* Instructions for the task
Go through the entries below and copy each line containing the word "respect".
* begin Data excerpts *
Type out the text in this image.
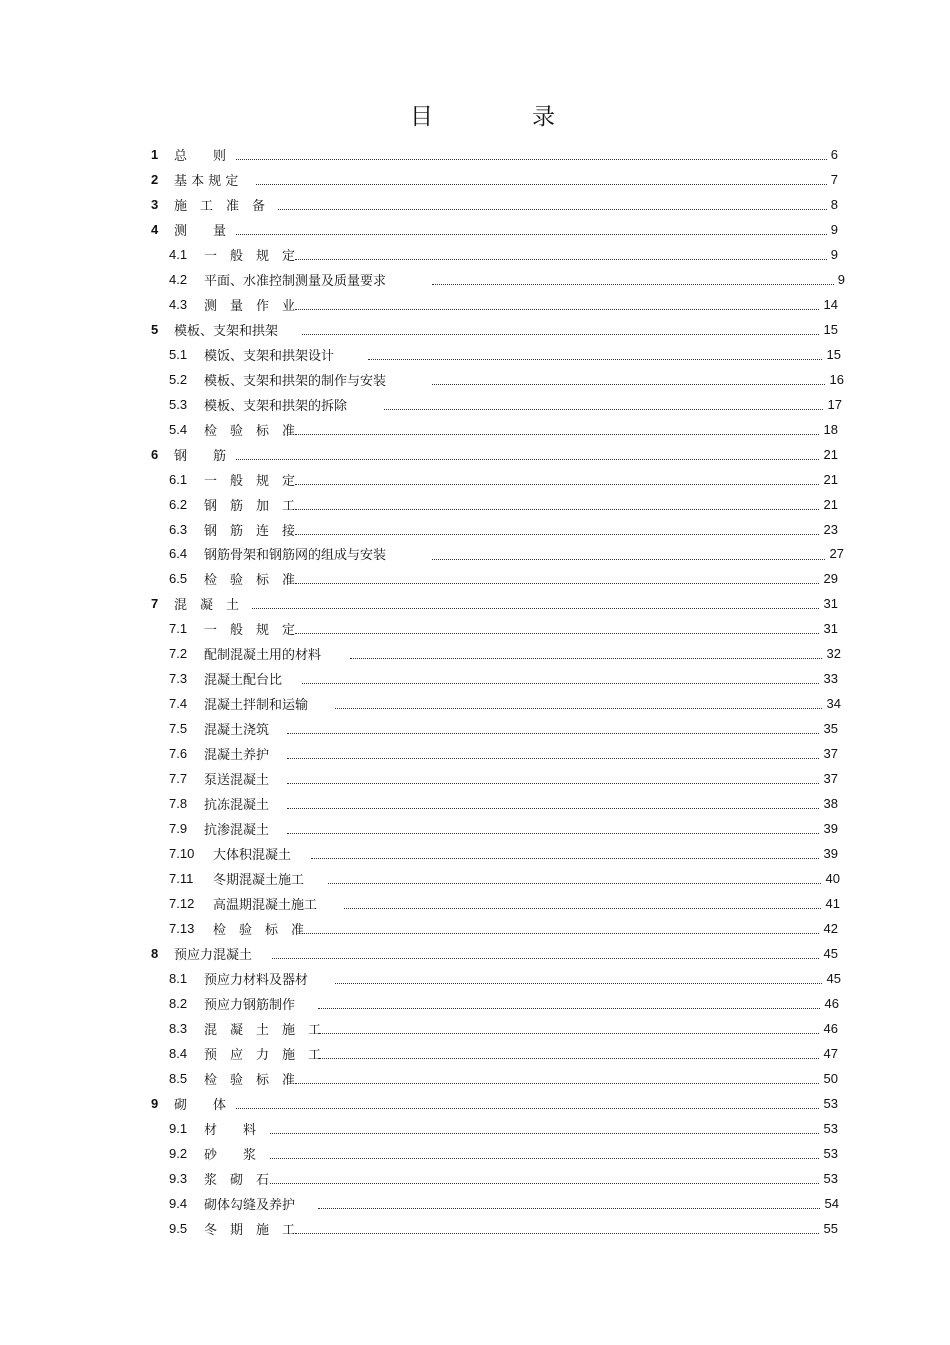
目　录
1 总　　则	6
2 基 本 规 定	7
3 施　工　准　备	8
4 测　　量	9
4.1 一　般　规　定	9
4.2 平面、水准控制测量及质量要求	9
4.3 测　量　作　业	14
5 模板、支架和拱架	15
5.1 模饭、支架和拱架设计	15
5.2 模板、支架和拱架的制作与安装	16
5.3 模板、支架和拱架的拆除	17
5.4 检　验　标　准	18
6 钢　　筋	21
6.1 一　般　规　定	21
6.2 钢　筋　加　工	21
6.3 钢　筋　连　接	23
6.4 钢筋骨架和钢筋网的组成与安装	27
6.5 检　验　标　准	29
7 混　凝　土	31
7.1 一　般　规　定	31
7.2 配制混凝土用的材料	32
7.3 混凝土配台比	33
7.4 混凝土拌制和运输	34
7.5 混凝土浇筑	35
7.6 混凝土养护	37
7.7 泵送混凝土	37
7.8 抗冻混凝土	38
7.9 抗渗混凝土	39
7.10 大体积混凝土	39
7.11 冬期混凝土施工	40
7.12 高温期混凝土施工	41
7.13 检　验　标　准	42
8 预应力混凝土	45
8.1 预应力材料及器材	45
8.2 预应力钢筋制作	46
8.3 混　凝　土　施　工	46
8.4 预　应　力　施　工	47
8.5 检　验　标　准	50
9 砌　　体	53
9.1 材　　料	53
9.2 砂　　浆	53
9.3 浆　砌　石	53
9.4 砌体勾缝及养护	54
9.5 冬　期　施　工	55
* end Data excerpts *
* begin Data excerpts *
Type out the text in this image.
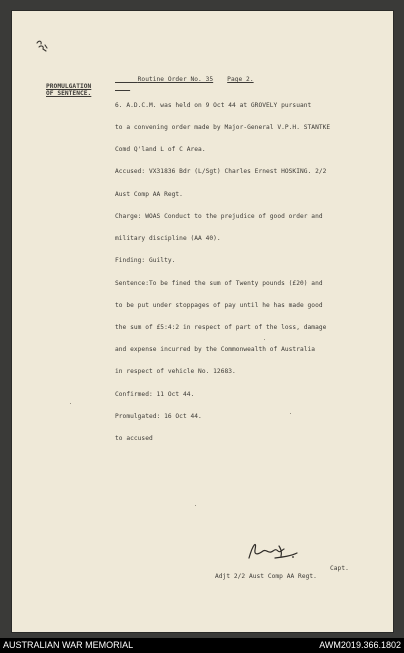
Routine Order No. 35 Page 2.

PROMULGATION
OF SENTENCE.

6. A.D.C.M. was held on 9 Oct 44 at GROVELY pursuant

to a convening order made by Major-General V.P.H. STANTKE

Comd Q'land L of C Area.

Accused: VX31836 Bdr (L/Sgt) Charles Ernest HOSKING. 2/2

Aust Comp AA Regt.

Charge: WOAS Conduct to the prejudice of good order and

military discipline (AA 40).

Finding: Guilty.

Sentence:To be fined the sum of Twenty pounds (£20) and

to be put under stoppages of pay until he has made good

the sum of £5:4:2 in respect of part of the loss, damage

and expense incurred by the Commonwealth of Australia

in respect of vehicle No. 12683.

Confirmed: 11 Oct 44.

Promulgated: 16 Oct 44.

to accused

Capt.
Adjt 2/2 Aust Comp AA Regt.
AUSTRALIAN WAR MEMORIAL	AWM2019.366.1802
* end Data excerpts *
* begin Data excerpts *
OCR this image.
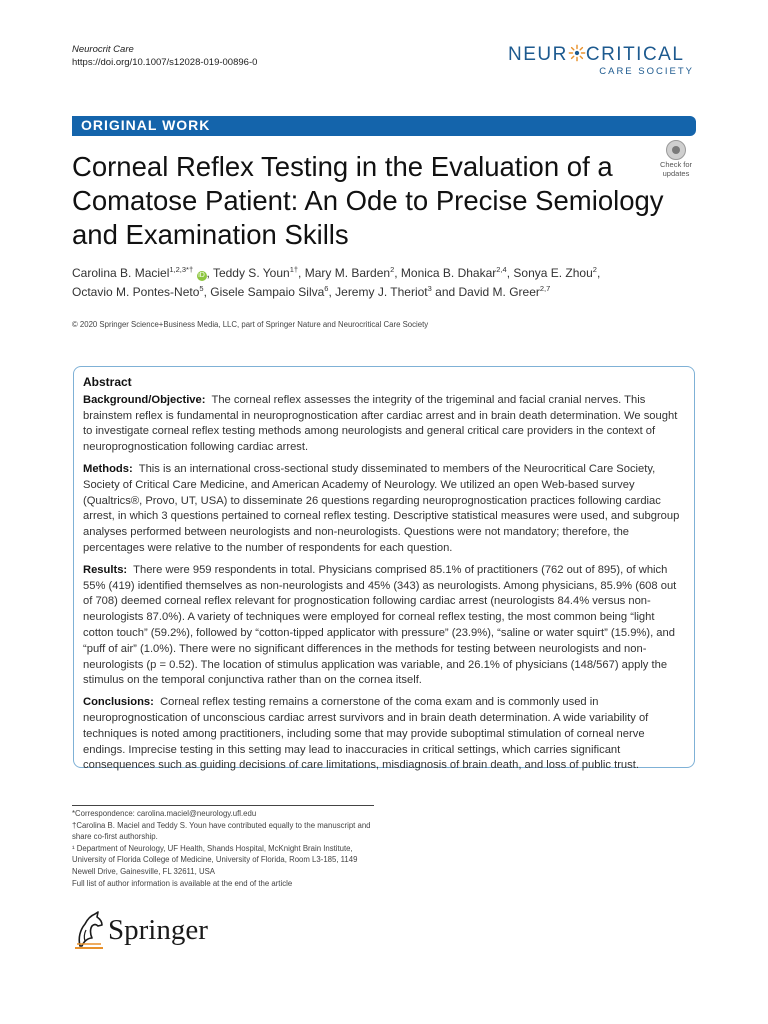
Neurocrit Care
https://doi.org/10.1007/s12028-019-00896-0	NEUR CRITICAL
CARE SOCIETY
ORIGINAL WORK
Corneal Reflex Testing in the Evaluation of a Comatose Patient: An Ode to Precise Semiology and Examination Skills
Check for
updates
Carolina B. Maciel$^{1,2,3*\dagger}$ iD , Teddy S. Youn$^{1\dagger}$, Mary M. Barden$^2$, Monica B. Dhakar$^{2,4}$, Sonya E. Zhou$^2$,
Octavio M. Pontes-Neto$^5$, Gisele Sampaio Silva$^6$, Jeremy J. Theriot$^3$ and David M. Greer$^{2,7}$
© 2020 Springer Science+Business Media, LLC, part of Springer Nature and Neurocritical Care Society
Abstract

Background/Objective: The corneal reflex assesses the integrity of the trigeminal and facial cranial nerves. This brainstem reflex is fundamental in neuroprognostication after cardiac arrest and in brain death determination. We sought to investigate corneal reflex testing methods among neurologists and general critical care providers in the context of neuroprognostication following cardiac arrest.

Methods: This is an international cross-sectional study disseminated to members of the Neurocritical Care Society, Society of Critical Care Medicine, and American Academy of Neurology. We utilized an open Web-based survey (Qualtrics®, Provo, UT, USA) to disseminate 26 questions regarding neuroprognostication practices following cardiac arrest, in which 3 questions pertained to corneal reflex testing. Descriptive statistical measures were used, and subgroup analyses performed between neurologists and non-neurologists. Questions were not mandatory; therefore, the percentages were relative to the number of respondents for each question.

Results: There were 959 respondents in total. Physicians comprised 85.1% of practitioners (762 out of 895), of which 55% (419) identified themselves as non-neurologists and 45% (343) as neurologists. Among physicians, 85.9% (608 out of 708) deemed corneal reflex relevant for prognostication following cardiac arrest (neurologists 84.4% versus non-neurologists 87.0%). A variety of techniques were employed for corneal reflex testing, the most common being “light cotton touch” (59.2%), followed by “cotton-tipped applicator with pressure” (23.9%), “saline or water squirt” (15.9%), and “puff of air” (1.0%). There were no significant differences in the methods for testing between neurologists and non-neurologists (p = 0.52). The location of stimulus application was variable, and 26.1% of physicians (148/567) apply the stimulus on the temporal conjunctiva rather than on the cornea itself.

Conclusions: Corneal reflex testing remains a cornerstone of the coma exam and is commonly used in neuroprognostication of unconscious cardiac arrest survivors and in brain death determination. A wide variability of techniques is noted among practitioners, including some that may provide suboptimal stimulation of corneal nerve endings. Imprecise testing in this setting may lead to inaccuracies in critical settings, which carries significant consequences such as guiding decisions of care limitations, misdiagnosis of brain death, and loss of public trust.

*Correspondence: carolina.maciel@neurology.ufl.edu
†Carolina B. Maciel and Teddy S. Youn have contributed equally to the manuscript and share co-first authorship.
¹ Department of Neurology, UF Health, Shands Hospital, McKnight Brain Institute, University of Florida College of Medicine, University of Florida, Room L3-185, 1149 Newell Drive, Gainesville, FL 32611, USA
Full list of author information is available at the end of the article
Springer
* end Data excerpts *
* Written answer
the sum of £5:4:2 in respect of part of the loss, damage
in respect of vehicle No. 12683.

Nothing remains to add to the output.